**YOUR OBJECTIVE**
Read the entries below and pull out each line with the string "gian".
= = = = =
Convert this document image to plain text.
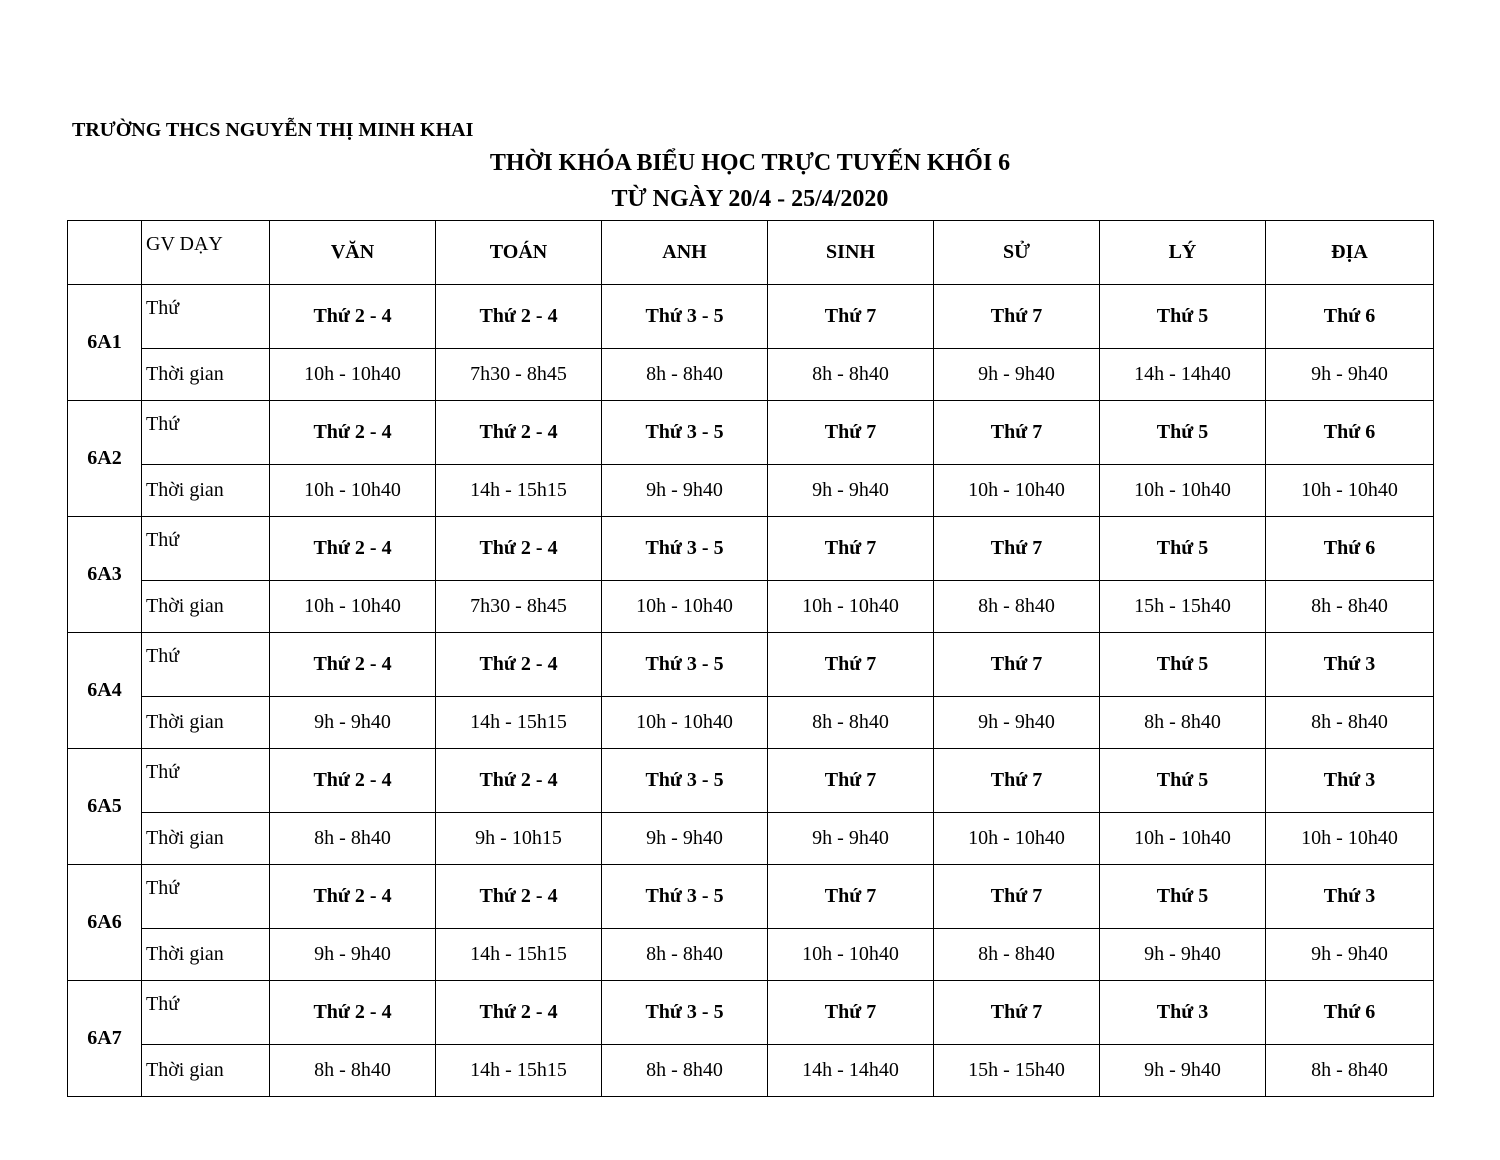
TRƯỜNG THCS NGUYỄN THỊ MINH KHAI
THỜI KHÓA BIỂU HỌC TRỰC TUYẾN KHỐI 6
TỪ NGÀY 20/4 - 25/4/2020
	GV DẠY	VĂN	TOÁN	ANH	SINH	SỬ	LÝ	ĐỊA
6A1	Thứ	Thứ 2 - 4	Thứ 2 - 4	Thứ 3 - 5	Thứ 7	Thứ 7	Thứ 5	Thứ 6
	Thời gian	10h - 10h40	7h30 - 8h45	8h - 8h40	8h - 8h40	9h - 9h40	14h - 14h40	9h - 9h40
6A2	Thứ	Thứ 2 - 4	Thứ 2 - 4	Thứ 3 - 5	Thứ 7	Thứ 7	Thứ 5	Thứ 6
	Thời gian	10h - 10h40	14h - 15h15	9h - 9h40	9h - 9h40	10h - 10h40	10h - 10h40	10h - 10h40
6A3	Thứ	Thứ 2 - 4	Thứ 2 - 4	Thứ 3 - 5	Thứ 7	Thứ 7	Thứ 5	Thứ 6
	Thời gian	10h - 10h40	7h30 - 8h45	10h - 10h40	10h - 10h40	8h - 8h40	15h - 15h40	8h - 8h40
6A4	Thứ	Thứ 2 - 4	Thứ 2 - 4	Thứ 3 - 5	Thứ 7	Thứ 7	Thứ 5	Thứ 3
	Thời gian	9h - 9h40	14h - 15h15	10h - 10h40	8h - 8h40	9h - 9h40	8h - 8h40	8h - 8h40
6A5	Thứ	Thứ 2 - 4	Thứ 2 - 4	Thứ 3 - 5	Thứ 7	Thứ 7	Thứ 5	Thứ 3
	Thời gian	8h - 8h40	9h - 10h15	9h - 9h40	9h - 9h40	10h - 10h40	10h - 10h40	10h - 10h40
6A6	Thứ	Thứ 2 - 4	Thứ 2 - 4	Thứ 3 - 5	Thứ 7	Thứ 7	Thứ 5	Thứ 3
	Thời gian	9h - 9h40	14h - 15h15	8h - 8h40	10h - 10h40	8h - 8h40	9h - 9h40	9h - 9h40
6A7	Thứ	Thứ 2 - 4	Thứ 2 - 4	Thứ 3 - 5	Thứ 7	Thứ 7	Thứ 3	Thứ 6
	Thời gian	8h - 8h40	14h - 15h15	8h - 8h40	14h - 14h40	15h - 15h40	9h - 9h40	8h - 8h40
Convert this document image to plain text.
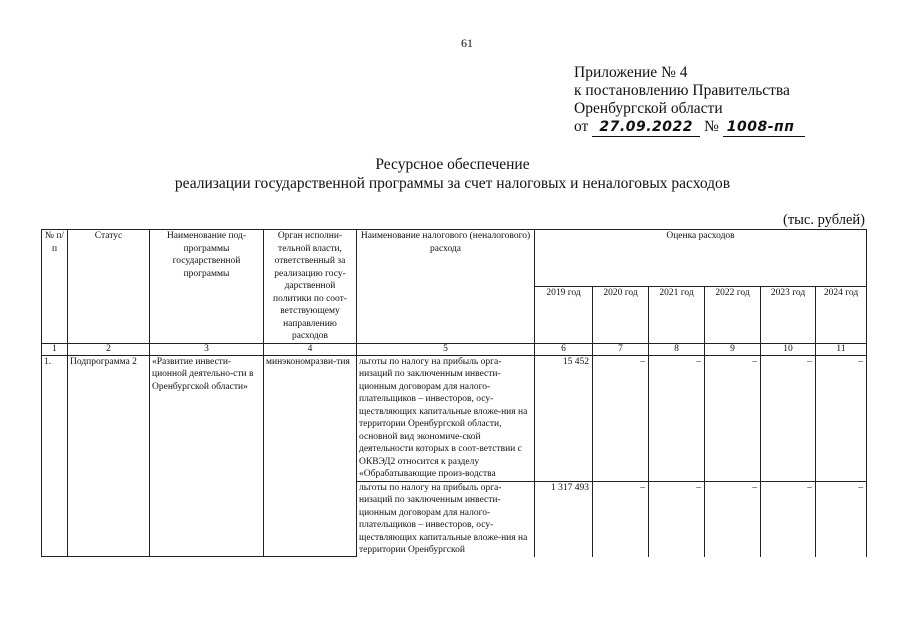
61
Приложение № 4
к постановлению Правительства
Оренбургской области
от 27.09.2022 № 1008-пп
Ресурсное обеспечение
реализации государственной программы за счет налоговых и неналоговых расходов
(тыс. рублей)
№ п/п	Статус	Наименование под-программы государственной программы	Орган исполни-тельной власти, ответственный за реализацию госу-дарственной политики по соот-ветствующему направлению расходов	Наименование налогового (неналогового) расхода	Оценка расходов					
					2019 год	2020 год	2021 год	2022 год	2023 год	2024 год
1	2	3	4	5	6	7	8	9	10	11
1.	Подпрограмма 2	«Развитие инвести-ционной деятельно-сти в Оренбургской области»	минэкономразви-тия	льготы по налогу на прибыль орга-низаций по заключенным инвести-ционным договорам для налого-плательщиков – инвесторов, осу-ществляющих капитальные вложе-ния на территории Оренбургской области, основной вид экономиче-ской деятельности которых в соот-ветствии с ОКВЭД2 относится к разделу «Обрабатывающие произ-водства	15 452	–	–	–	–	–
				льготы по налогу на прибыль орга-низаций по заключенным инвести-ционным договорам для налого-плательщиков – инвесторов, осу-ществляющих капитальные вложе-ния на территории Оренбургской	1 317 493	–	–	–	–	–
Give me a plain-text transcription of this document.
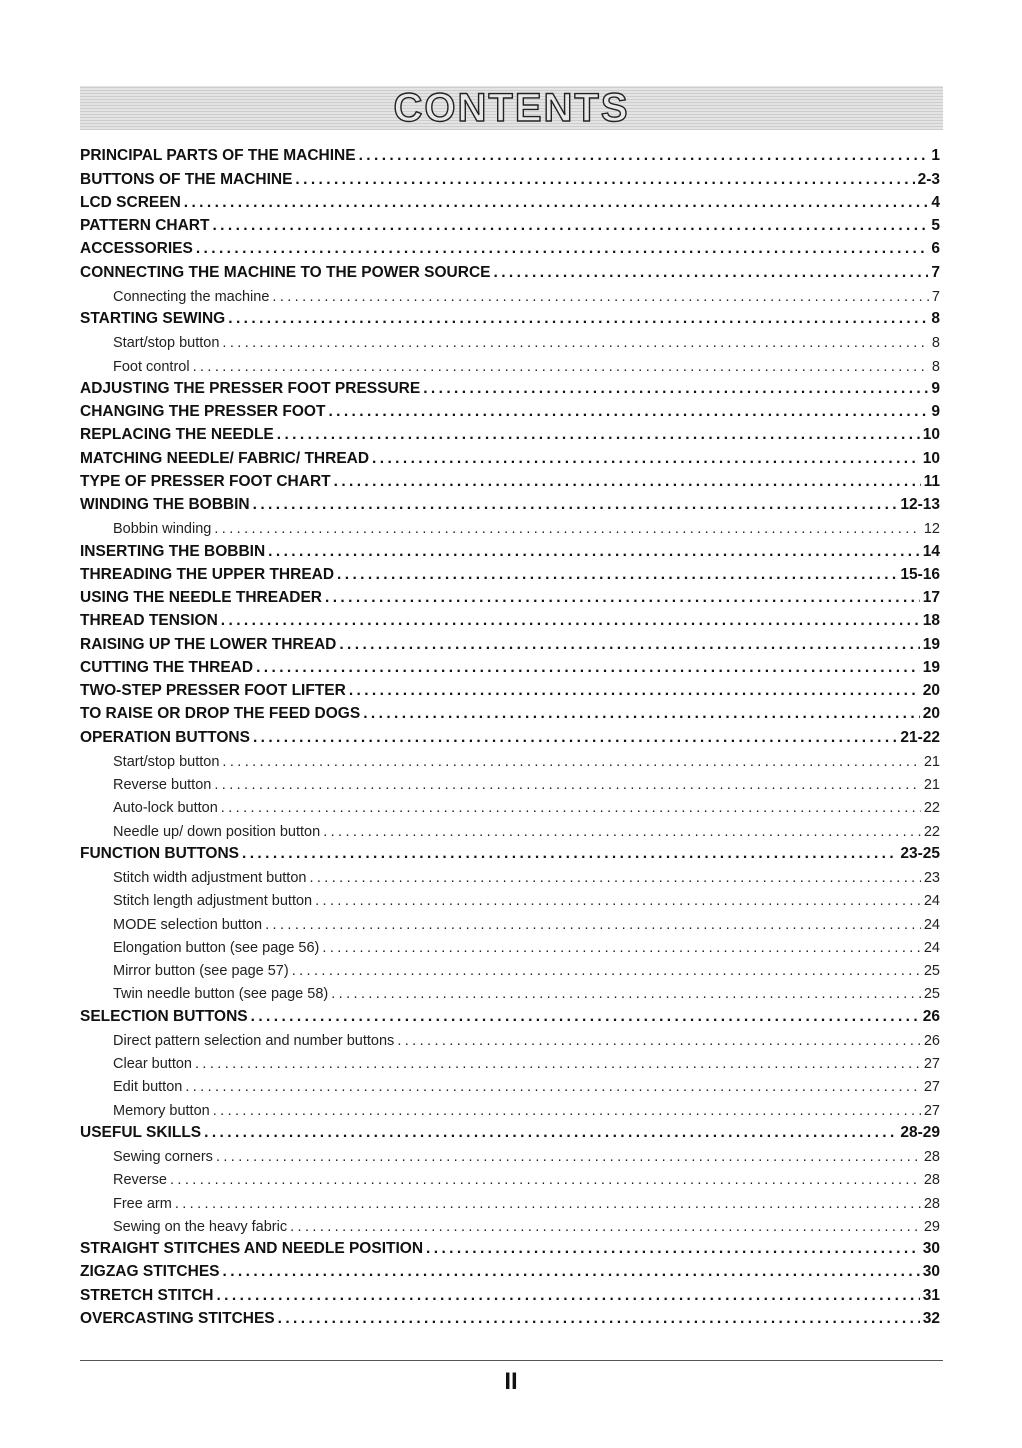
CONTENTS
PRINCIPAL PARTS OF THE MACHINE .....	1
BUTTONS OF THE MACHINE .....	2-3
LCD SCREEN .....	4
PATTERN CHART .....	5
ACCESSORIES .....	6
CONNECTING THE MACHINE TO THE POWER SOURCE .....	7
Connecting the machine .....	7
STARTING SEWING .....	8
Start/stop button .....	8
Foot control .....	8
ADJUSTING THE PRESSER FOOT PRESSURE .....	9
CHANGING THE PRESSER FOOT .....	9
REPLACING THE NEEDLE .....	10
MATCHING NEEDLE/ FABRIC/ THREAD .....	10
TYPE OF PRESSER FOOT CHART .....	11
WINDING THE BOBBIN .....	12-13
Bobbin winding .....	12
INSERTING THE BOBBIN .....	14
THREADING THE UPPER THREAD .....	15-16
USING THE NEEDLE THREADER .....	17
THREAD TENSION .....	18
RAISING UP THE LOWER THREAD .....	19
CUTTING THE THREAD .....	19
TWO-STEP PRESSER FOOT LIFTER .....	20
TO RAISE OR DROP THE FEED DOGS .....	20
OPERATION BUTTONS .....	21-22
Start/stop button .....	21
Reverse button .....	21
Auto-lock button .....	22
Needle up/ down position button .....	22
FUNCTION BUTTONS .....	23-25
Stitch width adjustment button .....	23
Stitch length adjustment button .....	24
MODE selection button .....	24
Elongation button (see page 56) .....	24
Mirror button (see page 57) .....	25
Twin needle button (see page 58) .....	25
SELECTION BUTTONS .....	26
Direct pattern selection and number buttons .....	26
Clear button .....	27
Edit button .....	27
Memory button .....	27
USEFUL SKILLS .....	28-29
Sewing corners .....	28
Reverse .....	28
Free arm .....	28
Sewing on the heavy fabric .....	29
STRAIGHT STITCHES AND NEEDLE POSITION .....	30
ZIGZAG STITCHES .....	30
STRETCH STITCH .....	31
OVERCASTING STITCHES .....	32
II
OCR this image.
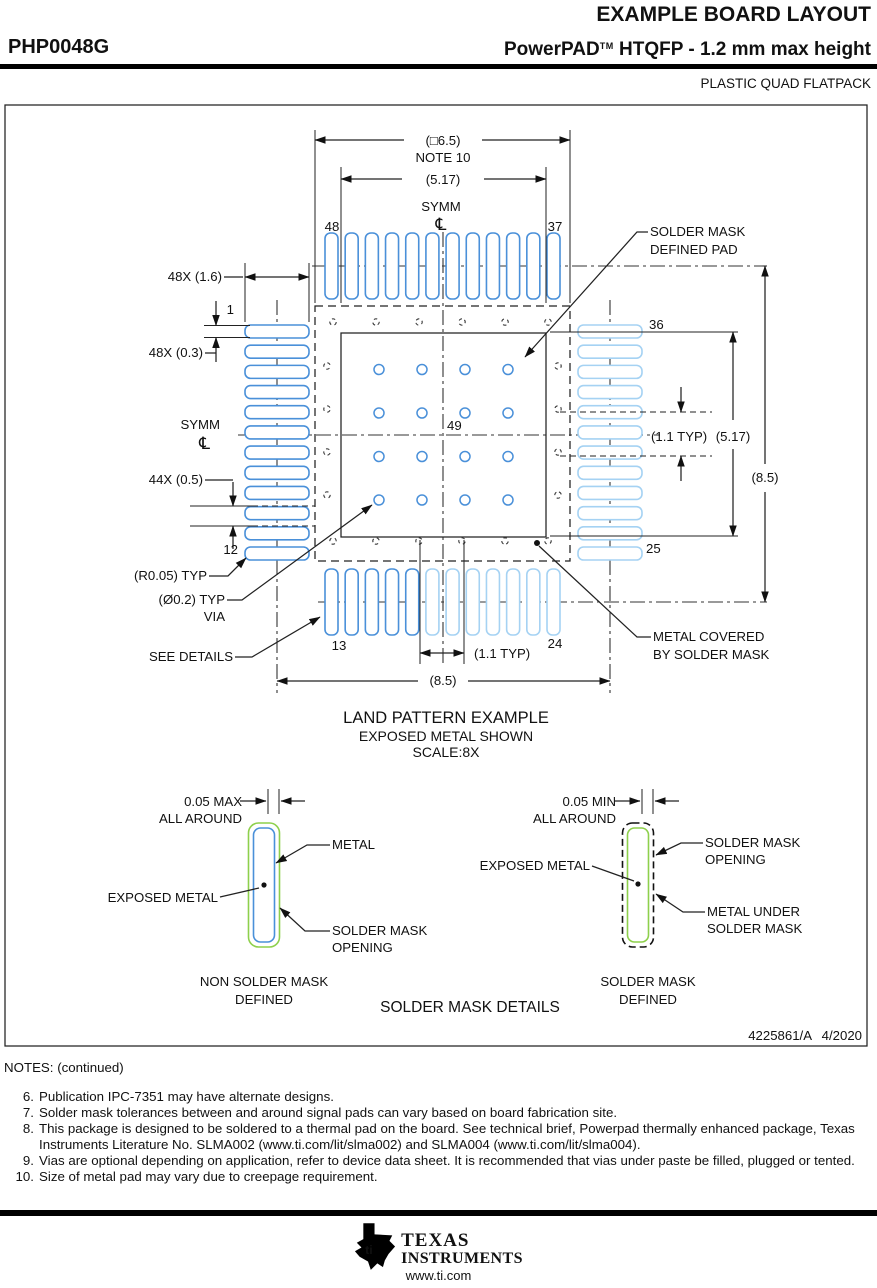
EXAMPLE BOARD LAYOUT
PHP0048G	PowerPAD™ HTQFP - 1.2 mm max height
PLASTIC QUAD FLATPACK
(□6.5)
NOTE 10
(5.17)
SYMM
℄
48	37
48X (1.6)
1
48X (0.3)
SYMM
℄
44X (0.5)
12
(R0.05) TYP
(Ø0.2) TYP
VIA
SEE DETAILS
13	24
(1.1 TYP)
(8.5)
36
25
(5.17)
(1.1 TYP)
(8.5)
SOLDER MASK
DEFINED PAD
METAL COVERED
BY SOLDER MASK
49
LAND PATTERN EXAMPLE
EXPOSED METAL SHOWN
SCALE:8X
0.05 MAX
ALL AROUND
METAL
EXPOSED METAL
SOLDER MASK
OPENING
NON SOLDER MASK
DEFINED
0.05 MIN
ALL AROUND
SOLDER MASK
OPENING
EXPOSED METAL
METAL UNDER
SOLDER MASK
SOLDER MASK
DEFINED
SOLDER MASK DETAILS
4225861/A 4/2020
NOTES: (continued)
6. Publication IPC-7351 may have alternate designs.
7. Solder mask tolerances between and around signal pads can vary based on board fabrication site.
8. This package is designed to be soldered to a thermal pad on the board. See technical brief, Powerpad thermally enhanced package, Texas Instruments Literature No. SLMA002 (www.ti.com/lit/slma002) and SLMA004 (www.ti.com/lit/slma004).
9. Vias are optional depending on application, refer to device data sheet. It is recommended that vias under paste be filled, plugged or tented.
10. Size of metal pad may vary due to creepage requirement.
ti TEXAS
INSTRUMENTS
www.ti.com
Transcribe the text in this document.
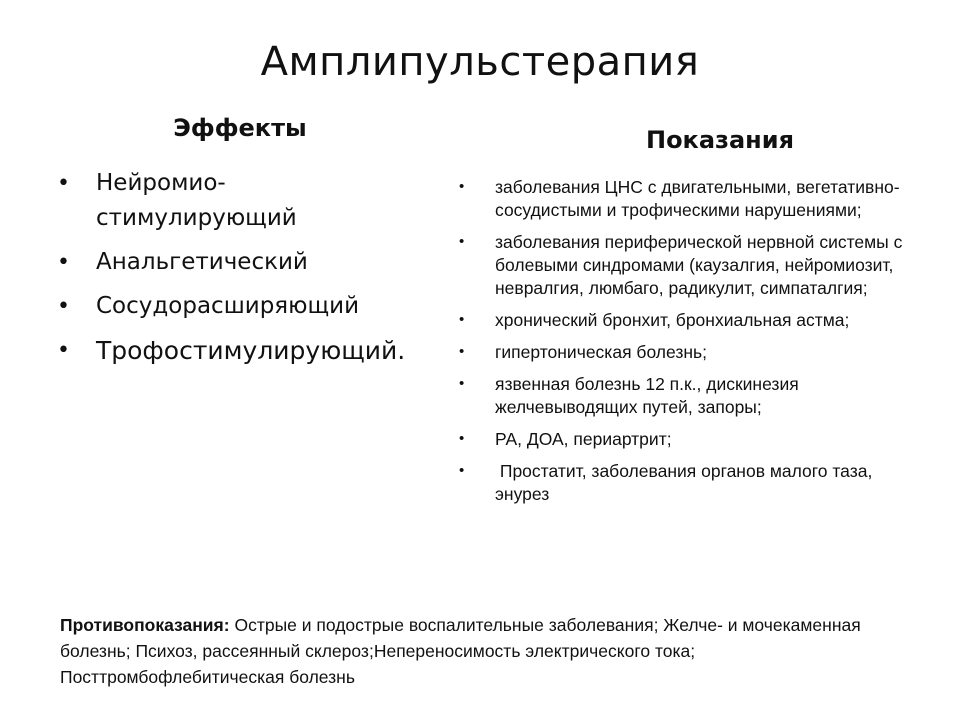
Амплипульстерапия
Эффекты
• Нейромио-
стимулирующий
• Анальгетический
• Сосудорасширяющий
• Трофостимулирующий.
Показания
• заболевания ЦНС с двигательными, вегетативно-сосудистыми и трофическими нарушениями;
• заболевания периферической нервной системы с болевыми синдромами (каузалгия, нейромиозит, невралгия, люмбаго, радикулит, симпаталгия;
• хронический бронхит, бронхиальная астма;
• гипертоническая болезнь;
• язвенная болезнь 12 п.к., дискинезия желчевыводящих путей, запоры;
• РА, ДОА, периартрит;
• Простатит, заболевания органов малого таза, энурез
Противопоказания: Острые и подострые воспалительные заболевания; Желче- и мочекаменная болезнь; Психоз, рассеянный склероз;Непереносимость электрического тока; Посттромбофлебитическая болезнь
= = = = =
**EXERCISE RESPONSE**
	Thời gian	10h - 10h40	7h30 - 8h45	8h - 8h40	8h - 8h40	9h - 9h40	14h - 14h40	9h - 9h40
	Thời gian	10h - 10h40	14h - 15h15	9h - 9h40	9h - 9h40	10h - 10h40	10h - 10h40	10h - 10h40
	Thời gian	10h - 10h40	7h30 - 8h45	10h - 10h40	10h - 10h40	8h - 8h40	15h - 15h40	8h - 8h40
	Thời gian	9h - 9h40	14h - 15h15	10h - 10h40	8h - 8h40	9h - 9h40	8h - 8h40	8h - 8h40
	Thời gian	8h - 8h40	9h - 10h15	9h - 9h40	9h - 9h40	10h - 10h40	10h - 10h40	10h - 10h40
	Thời gian	9h - 9h40	14h - 15h15	8h - 8h40	10h - 10h40	8h - 8h40	9h - 9h40	9h - 9h40
	Thời gian	8h - 8h40	14h - 15h15	8h - 8h40	14h - 14h40	15h - 15h40	9h - 9h40	8h - 8h40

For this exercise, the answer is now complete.